[begin Stored records]
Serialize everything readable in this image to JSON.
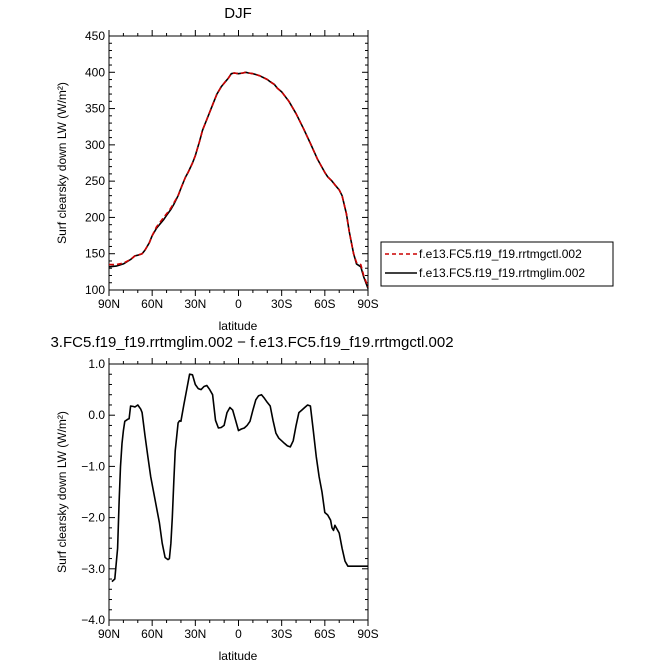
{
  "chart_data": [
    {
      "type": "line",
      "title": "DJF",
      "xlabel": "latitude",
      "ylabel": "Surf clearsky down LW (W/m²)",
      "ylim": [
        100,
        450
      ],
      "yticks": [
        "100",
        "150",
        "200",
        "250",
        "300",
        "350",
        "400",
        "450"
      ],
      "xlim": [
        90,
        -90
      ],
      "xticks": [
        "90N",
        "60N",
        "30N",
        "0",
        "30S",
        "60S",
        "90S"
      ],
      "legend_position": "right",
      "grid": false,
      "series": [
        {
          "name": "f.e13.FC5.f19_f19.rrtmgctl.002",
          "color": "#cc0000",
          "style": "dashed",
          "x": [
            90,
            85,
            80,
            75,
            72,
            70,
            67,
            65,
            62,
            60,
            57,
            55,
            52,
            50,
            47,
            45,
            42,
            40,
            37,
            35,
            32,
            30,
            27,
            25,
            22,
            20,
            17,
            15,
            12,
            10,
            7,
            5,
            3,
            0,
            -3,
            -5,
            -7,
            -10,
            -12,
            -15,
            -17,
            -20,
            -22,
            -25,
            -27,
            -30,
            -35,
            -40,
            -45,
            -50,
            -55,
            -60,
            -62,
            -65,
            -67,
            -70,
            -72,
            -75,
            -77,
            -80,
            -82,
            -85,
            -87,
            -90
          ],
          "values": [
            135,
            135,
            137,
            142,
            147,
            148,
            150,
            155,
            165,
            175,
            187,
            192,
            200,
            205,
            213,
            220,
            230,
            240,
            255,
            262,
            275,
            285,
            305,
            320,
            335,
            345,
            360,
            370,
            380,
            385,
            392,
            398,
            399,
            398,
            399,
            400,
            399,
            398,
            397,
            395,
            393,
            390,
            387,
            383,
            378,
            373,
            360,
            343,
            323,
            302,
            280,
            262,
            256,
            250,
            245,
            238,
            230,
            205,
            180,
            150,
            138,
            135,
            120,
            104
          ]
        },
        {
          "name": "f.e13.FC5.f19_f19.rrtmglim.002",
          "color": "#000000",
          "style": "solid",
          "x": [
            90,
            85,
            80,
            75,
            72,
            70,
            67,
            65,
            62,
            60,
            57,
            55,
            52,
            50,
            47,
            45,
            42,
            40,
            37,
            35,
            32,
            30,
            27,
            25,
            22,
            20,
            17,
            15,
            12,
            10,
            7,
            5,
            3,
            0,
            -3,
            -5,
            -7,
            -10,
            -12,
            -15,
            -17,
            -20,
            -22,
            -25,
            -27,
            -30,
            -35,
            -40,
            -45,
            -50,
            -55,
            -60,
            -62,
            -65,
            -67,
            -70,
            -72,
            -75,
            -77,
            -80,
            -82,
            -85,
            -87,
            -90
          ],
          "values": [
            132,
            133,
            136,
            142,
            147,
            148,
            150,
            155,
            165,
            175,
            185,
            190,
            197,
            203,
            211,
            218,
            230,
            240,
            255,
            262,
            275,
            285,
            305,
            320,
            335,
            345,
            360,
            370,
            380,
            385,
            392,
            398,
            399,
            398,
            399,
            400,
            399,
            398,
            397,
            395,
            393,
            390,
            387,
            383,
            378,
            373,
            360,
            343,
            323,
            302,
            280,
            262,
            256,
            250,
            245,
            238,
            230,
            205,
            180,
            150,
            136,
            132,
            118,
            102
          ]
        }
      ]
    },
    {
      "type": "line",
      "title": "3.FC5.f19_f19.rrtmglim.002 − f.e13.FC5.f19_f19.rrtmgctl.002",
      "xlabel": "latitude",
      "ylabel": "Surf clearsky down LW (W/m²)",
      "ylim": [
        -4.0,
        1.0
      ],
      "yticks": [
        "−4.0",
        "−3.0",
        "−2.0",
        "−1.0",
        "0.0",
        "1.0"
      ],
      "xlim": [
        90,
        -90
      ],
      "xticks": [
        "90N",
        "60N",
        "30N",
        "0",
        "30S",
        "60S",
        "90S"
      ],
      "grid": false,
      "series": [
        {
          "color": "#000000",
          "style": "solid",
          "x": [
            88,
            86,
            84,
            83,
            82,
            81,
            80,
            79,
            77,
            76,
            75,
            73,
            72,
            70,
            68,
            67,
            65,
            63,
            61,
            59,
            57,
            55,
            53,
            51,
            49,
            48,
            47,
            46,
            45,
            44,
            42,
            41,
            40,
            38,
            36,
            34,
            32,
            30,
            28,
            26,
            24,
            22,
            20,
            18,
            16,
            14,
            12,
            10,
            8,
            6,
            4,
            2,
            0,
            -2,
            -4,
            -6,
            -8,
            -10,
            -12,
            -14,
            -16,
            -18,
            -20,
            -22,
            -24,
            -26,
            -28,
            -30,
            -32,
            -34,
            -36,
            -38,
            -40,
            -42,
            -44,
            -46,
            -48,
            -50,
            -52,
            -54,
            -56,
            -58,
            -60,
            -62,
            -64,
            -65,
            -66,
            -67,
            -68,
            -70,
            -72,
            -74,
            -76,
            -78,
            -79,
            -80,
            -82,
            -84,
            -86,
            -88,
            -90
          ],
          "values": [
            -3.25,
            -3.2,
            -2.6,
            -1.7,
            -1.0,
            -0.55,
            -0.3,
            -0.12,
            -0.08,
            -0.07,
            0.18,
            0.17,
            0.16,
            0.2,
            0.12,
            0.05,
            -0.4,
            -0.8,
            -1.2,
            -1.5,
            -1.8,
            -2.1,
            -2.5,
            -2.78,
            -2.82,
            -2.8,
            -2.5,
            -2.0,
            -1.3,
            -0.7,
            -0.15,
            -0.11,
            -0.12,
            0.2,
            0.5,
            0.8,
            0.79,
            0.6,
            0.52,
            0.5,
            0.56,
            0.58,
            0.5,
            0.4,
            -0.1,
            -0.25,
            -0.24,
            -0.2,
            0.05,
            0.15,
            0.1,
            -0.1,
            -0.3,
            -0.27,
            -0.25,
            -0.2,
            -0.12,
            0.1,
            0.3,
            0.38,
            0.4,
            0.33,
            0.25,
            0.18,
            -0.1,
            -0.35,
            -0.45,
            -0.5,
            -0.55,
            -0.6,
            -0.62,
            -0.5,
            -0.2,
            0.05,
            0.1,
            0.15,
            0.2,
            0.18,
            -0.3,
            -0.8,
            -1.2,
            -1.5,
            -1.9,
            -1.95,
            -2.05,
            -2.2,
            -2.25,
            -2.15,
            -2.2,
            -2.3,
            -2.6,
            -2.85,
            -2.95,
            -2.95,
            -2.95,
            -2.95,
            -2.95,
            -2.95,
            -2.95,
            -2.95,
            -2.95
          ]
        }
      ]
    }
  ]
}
[end Stored records]
#### [What to do]
Repeat all of the data above word for word, minus the pictures.

#### [Result of the task]
Serialize everything readable in this image to JSON.
{
  "chart_data": [
    {
      "type": "line",
      "title": "DJF",
      "xlabel": "latitude",
      "ylabel": "Surf clearsky down LW (W/m²)",
      "ylim": [
        100,
        450
      ],
      "yticks": [
        "100",
        "150",
        "200",
        "250",
        "300",
        "350",
        "400",
        "450"
      ],
      "xlim": [
        90,
        -90
      ],
      "xticks": [
        "90N",
        "60N",
        "30N",
        "0",
        "30S",
        "60S",
        "90S"
      ],
      "legend_position": "right",
      "grid": false,
      "series": [
        {
          "name": "f.e13.FC5.f19_f19.rrtmgctl.002",
          "color": "#cc0000",
          "style": "dashed",
          "x": [
            90,
            85,
            80,
            75,
            72,
            70,
            67,
            65,
            62,
            60,
            57,
            55,
            52,
            50,
            47,
            45,
            42,
            40,
            37,
            35,
            32,
            30,
            27,
            25,
            22,
            20,
            17,
            15,
            12,
            10,
            7,
            5,
            3,
            0,
            -3,
            -5,
            -7,
            -10,
            -12,
            -15,
            -17,
            -20,
            -22,
            -25,
            -27,
            -30,
            -35,
            -40,
            -45,
            -50,
            -55,
            -60,
            -62,
            -65,
            -67,
            -70,
            -72,
            -75,
            -77,
            -80,
            -82,
            -85,
            -87,
            -90
          ],
          "values": [
            135,
            135,
            137,
            142,
            147,
            148,
            150,
            155,
            165,
            175,
            187,
            192,
            200,
            205,
            213,
            220,
            230,
            240,
            255,
            262,
            275,
            285,
            305,
            320,
            335,
            345,
            360,
            370,
            380,
            385,
            392,
            398,
            399,
            398,
            399,
            400,
            399,
            398,
            397,
            395,
            393,
            390,
            387,
            383,
            378,
            373,
            360,
            343,
            323,
            302,
            280,
            262,
            256,
            250,
            245,
            238,
            230,
            205,
            180,
            150,
            138,
            135,
            120,
            104
          ]
        },
        {
          "name": "f.e13.FC5.f19_f19.rrtmglim.002",
          "color": "#000000",
          "style": "solid",
          "x": [
            90,
            85,
            80,
            75,
            72,
            70,
            67,
            65,
            62,
            60,
            57,
            55,
            52,
            50,
            47,
            45,
            42,
            40,
            37,
            35,
            32,
            30,
            27,
            25,
            22,
            20,
            17,
            15,
            12,
            10,
            7,
            5,
            3,
            0,
            -3,
            -5,
            -7,
            -10,
            -12,
            -15,
            -17,
            -20,
            -22,
            -25,
            -27,
            -30,
            -35,
            -40,
            -45,
            -50,
            -55,
            -60,
            -62,
            -65,
            -67,
            -70,
            -72,
            -75,
            -77,
            -80,
            -82,
            -85,
            -87,
            -90
          ],
          "values": [
            132,
            133,
            136,
            142,
            147,
            148,
            150,
            155,
            165,
            175,
            185,
            190,
            197,
            203,
            211,
            218,
            230,
            240,
            255,
            262,
            275,
            285,
            305,
            320,
            335,
            345,
            360,
            370,
            380,
            385,
            392,
            398,
            399,
            398,
            399,
            400,
            399,
            398,
            397,
            395,
            393,
            390,
            387,
            383,
            378,
            373,
            360,
            343,
            323,
            302,
            280,
            262,
            256,
            250,
            245,
            238,
            230,
            205,
            180,
            150,
            136,
            132,
            118,
            102
          ]
        }
      ]
    },
    {
      "type": "line",
      "title": "3.FC5.f19_f19.rrtmglim.002 − f.e13.FC5.f19_f19.rrtmgctl.002",
      "xlabel": "latitude",
      "ylabel": "Surf clearsky down LW (W/m²)",
      "ylim": [
        -4.0,
        1.0
      ],
      "yticks": [
        "−4.0",
        "−3.0",
        "−2.0",
        "−1.0",
        "0.0",
        "1.0"
      ],
      "xlim": [
        90,
        -90
      ],
      "xticks": [
        "90N",
        "60N",
        "30N",
        "0",
        "30S",
        "60S",
        "90S"
      ],
      "grid": false,
      "series": [
        {
          "color": "#000000",
          "style": "solid",
          "x": [
            88,
            86,
            84,
            83,
            82,
            81,
            80,
            79,
            77,
            76,
            75,
            73,
            72,
            70,
            68,
            67,
            65,
            63,
            61,
            59,
            57,
            55,
            53,
            51,
            49,
            48,
            47,
            46,
            45,
            44,
            42,
            41,
            40,
            38,
            36,
            34,
            32,
            30,
            28,
            26,
            24,
            22,
            20,
            18,
            16,
            14,
            12,
            10,
            8,
            6,
            4,
            2,
            0,
            -2,
            -4,
            -6,
            -8,
            -10,
            -12,
            -14,
            -16,
            -18,
            -20,
            -22,
            -24,
            -26,
            -28,
            -30,
            -32,
            -34,
            -36,
            -38,
            -40,
            -42,
            -44,
            -46,
            -48,
            -50,
            -52,
            -54,
            -56,
            -58,
            -60,
            -62,
            -64,
            -65,
            -66,
            -67,
            -68,
            -70,
            -72,
            -74,
            -76,
            -78,
            -79,
            -80,
            -82,
            -84,
            -86,
            -88,
            -90
          ],
          "values": [
            -3.25,
            -3.2,
            -2.6,
            -1.7,
            -1.0,
            -0.55,
            -0.3,
            -0.12,
            -0.08,
            -0.07,
            0.18,
            0.17,
            0.16,
            0.2,
            0.12,
            0.05,
            -0.4,
            -0.8,
            -1.2,
            -1.5,
            -1.8,
            -2.1,
            -2.5,
            -2.78,
            -2.82,
            -2.8,
            -2.5,
            -2.0,
            -1.3,
            -0.7,
            -0.15,
            -0.11,
            -0.12,
            0.2,
            0.5,
            0.8,
            0.79,
            0.6,
            0.52,
            0.5,
            0.56,
            0.58,
            0.5,
            0.4,
            -0.1,
            -0.25,
            -0.24,
            -0.2,
            0.05,
            0.15,
            0.1,
            -0.1,
            -0.3,
            -0.27,
            -0.25,
            -0.2,
            -0.12,
            0.1,
            0.3,
            0.38,
            0.4,
            0.33,
            0.25,
            0.18,
            -0.1,
            -0.35,
            -0.45,
            -0.5,
            -0.55,
            -0.6,
            -0.62,
            -0.5,
            -0.2,
            0.05,
            0.1,
            0.15,
            0.2,
            0.18,
            -0.3,
            -0.8,
            -1.2,
            -1.5,
            -1.9,
            -1.95,
            -2.05,
            -2.2,
            -2.25,
            -2.15,
            -2.2,
            -2.3,
            -2.6,
            -2.85,
            -2.95,
            -2.95,
            -2.95,
            -2.95,
            -2.95,
            -2.95,
            -2.95,
            -2.95,
            -2.95
          ]
        }
      ]
    }
  ]
}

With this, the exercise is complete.